§ **WHAT NEEDS TO BE DONE**: For each line in the data below that holds "creux", return a copy.

§ **Extracted data entries**:
====================

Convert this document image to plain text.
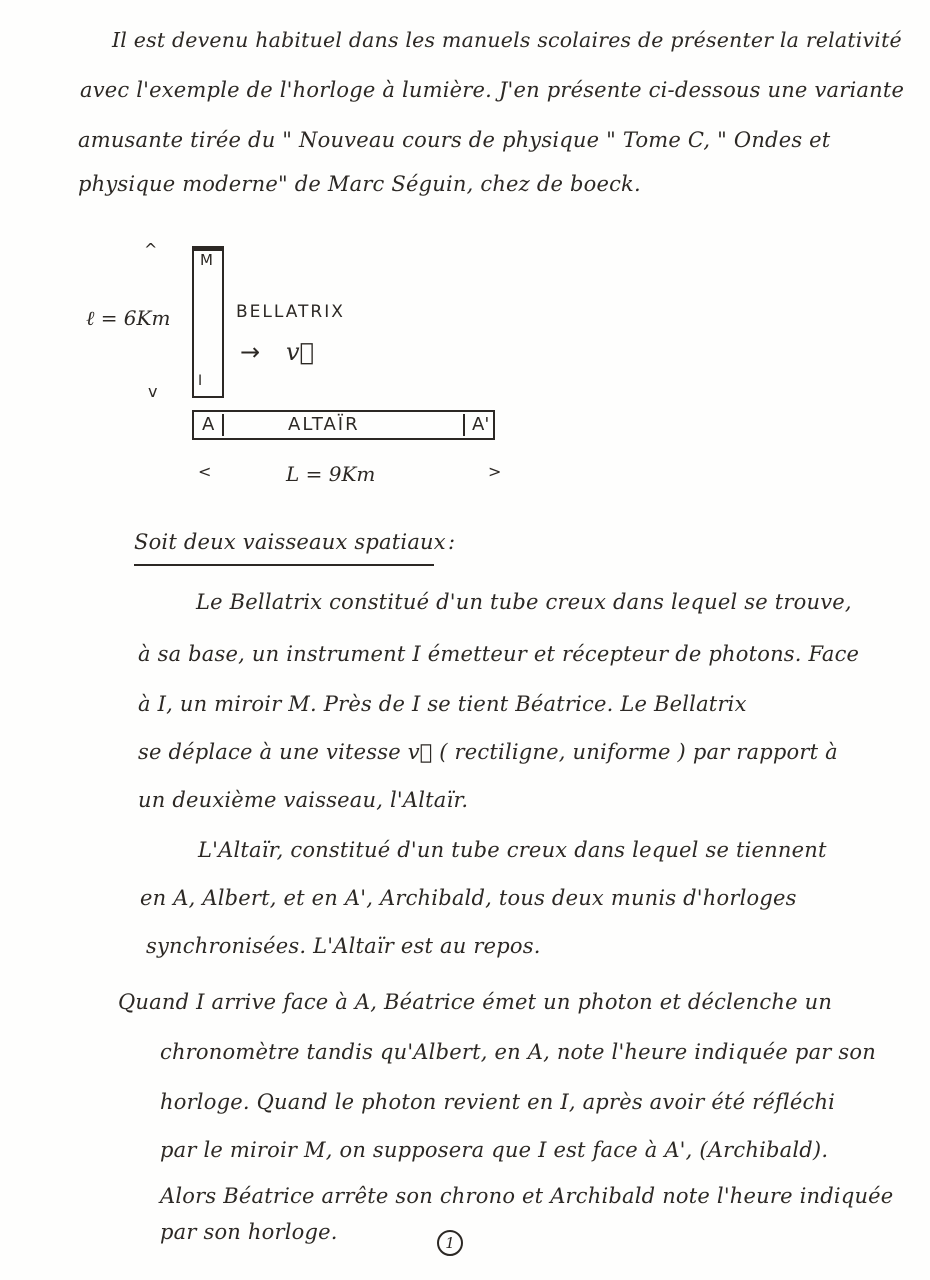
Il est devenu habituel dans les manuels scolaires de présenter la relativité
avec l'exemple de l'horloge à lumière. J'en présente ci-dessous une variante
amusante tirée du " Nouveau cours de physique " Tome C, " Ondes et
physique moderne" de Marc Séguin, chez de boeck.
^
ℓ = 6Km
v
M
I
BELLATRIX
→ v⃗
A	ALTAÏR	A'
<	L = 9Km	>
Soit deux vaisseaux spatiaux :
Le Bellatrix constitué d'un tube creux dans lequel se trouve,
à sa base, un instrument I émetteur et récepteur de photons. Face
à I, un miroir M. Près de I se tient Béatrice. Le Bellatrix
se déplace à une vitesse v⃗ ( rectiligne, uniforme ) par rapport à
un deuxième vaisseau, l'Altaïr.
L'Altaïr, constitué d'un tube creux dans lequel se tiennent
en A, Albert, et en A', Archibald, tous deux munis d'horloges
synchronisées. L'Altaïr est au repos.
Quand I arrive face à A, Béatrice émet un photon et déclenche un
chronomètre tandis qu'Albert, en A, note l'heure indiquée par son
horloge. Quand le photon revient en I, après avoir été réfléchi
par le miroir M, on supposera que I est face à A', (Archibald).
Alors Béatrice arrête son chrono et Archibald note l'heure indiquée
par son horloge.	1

====================

§ **SOLUTION FOR THIS EXERCISE**:
Le Bellatrix constitué d'un tube creux dans lequel se trouve,
L'Altaïr, constitué d'un tube creux dans lequel se tiennent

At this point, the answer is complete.